GOAL:
Only lines holding the string "выполнения" are wanted; copy each one from the material.
### INFORMATION SHOWN ###
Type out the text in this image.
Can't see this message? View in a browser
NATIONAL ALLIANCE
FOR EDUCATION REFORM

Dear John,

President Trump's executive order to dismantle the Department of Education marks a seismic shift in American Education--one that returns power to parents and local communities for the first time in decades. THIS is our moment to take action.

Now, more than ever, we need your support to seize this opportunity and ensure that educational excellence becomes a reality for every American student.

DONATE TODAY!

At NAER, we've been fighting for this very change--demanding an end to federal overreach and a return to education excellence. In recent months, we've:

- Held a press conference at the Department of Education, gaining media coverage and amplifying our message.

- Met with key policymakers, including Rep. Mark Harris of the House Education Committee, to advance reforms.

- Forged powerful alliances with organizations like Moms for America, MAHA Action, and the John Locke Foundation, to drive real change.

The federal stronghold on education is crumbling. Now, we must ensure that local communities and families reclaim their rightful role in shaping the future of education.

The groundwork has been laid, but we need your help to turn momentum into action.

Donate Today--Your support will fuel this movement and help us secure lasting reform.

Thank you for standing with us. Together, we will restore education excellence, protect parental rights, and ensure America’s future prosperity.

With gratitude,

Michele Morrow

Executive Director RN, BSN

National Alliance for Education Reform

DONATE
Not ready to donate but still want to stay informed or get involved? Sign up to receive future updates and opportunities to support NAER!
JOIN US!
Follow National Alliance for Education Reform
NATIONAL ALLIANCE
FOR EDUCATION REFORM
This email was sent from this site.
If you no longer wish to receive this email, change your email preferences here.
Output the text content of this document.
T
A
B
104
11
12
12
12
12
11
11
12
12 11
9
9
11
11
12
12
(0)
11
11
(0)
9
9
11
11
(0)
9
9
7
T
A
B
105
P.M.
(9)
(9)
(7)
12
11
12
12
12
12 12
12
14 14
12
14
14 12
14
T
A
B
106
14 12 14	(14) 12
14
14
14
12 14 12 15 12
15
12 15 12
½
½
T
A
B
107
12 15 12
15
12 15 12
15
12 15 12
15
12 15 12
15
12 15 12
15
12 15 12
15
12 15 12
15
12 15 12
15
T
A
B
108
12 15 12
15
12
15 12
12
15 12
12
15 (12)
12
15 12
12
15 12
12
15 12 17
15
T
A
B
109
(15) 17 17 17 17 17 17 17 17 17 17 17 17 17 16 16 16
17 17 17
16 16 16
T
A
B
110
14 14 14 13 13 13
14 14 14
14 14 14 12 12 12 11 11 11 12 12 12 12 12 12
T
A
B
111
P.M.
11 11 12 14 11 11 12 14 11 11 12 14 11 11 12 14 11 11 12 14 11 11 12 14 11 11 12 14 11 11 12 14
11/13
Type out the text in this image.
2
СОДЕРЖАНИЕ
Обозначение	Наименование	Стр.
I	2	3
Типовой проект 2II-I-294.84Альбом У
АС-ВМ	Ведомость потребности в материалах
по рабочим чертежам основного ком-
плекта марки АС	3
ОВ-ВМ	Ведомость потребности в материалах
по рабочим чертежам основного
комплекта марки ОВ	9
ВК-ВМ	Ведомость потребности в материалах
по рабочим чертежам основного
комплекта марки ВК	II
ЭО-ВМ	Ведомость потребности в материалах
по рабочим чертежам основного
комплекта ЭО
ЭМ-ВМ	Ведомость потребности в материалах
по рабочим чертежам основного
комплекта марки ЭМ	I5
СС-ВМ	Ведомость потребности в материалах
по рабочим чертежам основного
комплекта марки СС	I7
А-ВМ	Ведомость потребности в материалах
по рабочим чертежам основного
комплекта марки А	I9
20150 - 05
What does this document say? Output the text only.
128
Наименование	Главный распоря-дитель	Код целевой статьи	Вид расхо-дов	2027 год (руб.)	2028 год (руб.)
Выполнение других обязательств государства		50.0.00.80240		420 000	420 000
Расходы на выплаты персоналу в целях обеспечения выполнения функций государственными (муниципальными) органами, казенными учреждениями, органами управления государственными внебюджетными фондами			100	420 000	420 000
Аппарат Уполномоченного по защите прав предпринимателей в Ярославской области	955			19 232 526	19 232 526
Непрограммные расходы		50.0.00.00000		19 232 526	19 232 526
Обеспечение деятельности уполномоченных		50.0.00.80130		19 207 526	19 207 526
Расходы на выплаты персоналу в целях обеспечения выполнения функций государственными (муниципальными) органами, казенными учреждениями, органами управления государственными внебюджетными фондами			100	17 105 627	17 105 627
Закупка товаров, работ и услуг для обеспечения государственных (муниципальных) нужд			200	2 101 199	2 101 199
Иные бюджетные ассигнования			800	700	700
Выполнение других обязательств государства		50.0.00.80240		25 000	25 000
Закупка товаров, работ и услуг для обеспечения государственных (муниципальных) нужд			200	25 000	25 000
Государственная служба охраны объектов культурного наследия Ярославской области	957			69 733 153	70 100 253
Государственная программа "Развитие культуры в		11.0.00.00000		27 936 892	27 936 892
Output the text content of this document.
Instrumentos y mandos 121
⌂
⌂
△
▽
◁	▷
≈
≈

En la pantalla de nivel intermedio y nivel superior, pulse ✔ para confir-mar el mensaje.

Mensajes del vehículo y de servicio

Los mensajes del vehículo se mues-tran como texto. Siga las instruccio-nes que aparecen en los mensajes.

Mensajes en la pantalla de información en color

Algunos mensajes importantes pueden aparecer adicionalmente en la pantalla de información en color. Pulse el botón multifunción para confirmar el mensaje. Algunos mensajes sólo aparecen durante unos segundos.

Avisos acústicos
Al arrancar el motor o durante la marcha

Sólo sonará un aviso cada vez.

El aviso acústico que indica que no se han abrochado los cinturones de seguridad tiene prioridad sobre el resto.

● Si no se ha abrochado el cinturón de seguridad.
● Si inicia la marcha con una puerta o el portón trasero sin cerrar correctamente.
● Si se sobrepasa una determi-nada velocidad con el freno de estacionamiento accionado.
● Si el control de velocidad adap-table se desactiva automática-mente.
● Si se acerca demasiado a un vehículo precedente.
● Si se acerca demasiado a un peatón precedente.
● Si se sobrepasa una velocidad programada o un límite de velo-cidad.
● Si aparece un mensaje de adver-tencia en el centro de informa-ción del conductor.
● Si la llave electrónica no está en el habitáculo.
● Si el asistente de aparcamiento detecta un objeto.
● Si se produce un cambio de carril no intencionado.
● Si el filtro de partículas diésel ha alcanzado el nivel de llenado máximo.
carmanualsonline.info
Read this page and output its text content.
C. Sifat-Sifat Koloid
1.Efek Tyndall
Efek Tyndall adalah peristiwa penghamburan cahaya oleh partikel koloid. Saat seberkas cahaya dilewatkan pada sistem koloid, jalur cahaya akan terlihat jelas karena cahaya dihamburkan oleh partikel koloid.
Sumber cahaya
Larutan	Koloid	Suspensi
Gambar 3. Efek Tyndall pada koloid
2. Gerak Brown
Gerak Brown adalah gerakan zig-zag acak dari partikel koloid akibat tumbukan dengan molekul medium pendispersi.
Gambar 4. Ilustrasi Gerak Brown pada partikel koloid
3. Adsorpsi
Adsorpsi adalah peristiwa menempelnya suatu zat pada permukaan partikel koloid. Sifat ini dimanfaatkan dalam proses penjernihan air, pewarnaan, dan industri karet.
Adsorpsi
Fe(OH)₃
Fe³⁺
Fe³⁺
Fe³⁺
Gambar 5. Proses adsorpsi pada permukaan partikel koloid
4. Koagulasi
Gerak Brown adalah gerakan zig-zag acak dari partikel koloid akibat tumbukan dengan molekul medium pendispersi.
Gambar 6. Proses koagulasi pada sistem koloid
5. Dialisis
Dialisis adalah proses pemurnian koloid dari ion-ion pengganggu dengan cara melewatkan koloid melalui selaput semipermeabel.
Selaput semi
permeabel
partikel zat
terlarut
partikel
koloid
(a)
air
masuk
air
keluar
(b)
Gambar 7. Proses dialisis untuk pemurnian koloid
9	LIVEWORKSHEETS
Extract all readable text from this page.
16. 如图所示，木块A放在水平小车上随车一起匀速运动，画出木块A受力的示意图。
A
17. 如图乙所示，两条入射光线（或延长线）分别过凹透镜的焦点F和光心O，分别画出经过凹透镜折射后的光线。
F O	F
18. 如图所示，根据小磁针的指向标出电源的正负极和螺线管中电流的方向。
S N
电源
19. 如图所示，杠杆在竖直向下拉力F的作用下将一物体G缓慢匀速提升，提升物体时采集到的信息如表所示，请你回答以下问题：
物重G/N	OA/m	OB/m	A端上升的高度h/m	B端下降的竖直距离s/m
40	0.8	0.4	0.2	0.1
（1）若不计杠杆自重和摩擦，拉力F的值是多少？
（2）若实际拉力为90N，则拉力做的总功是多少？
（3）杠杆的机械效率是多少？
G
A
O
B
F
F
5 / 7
###
FINAL ANSWER:
Расходы на выплаты персоналу в целях обеспечения выполнения функций государственными (муниципальными) органами, казенными учреждениями, органами управления государственными внебюджетными фондами			100	420 000	420 000
Расходы на выплаты персоналу в целях обеспечения выполнения функций государственными (муниципальными) органами, казенными учреждениями, органами управления государственными внебюджетными фондами			100	17 105 627	17 105 627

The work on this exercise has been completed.